*GIVEN TASK*.
In the entries that follow, find the word "进项构成比例" and report each line it is on.

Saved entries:

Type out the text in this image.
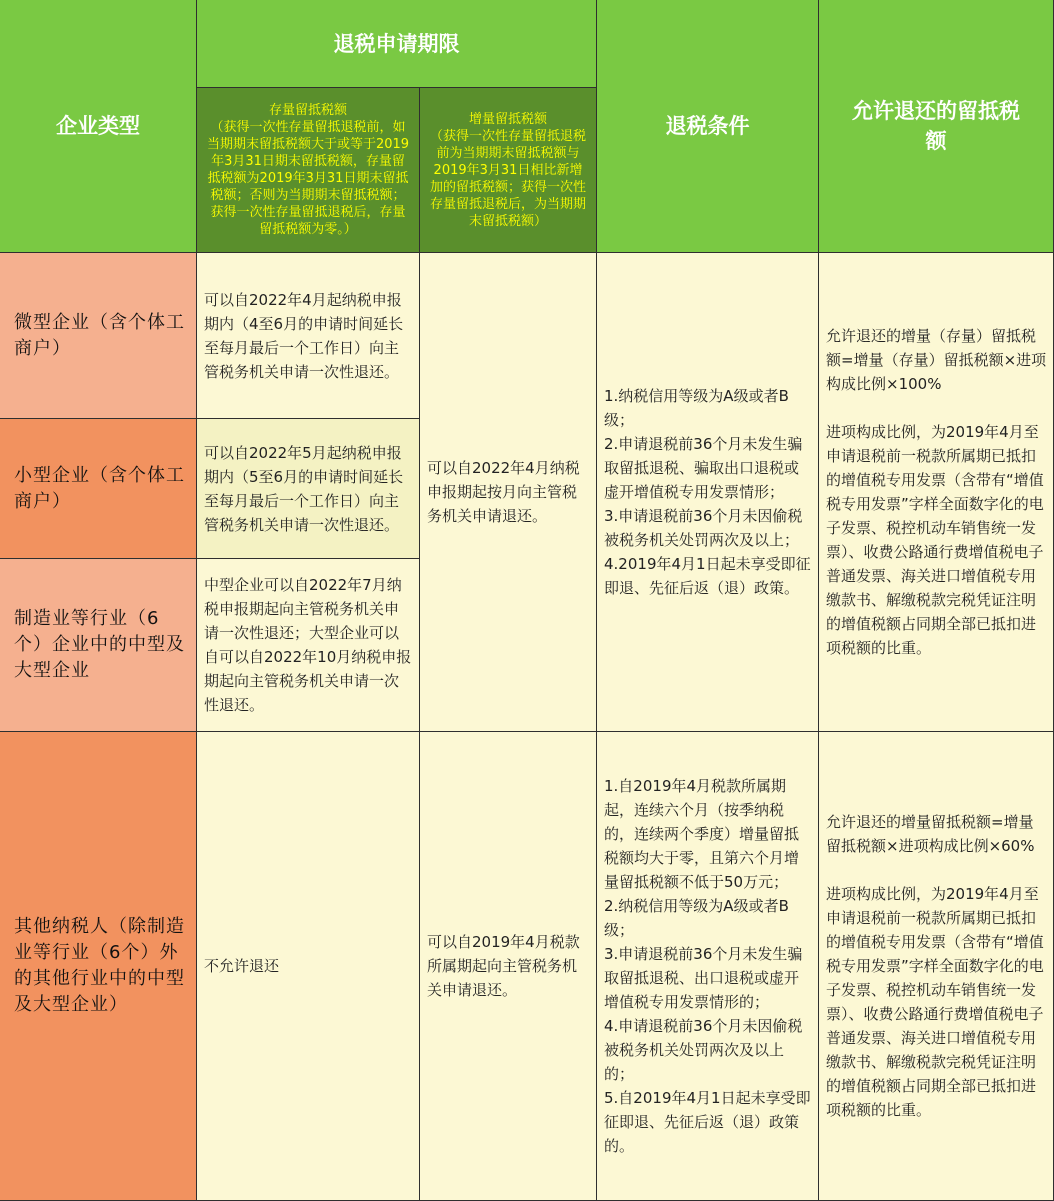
企业类型
退税申请期限
存量留抵税额
（获得一次性存量留抵退税前，如当期期末留抵税额大于或等于2019年3月31日期末留抵税额，存量留抵税额为2019年3月31日期末留抵税额；否则为当期期末留抵税额；获得一次性存量留抵退税后，存量留抵税额为零。）
增量留抵税额
（获得一次性存量留抵退税前为当期期末留抵税额与2019年3月31日相比新增加的留抵税额；获得一次性存量留抵退税后，为当期期末留抵税额）
退税条件
允许退还的留抵税额
微型企业（含个体工商户）
可以自2022年4月起纳税申报期内（4至6月的申请时间延长至每月最后一个工作日）向主管税务机关申请一次性退还。
小型企业（含个体工商户）
可以自2022年5月起纳税申报期内（5至6月的申请时间延长至每月最后一个工作日）向主管税务机关申请一次性退还。
制造业等行业（6个）企业中的中型及大型企业
中型企业可以自2022年7月纳税申报期起向主管税务机关申请一次性退还；大型企业可以自可以自2022年10月纳税申报期起向主管税务机关申请一次性退还。
可以自2022年4月纳税申报期起按月向主管税务机关申请退还。
1.纳税信用等级为A级或者B级；
2.申请退税前36个月未发生骗取留抵退税、骗取出口退税或虚开增值税专用发票情形；
3.申请退税前36个月未因偷税被税务机关处罚两次及以上；
4.2019年4月1日起未享受即征即退、先征后返（退）政策。
允许退还的增量（存量）留抵税额=增量（存量）留抵税额×进项构成比例×100%

进项构成比例，为2019年4月至申请退税前一税款所属期已抵扣的增值税专用发票（含带有“增值税专用发票”字样全面数字化的电子发票、税控机动车销售统一发票）、收费公路通行费增值税电子普通发票、海关进口增值税专用缴款书、解缴税款完税凭证注明的增值税额占同期全部已抵扣进项税额的比重。
其他纳税人（除制造业等行业（6个）外的其他行业中的中型及大型企业）
不允许退还
可以自2019年4月税款所属期起向主管税务机关申请退还。
1.自2019年4月税款所属期起，连续六个月（按季纳税的，连续两个季度）增量留抵税额均大于零，且第六个月增量留抵税额不低于50万元；
2.纳税信用等级为A级或者B级；
3.申请退税前36个月未发生骗取留抵退税、出口退税或虚开增值税专用发票情形的；
4.申请退税前36个月未因偷税被税务机关处罚两次及以上的；
5.自2019年4月1日起未享受即征即退、先征后返（退）政策的。
允许退还的增量留抵税额=增量留抵税额×进项构成比例×60%

进项构成比例，为2019年4月至申请退税前一税款所属期已抵扣的增值税专用发票（含带有“增值税专用发票”字样全面数字化的电子发票、税控机动车销售统一发票）、收费公路通行费增值税电子普通发票、海关进口增值税专用缴款书、解缴税款完税凭证注明的增值税额占同期全部已抵扣进项税额的比重。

*SOLUTION TO THE PROBLEM*.
允许退还的增量（存量）留抵税额=增量（存量）留抵税额×进项构成比例×100%
进项构成比例，为2019年4月至申请退税前一税款所属期已抵扣的增值税专用发票（含带有“增值税专用发票”字样全面数字化的电子发票、税控机动车销售统一发票）、收费公路通行费增值税电子普通发票、海关进口增值税专用缴款书、解缴税款完税凭证注明的增值税额占同期全部已抵扣进项税额的比重。
允许退还的增量留抵税额=增量留抵税额×进项构成比例×60%
进项构成比例，为2019年4月至申请退税前一税款所属期已抵扣的增值税专用发票（含带有“增值税专用发票”字样全面数字化的电子发票、税控机动车销售统一发票）、收费公路通行费增值税电子普通发票、海关进口增值税专用缴款书、解缴税款完税凭证注明的增值税额占同期全部已抵扣进项税额的比重。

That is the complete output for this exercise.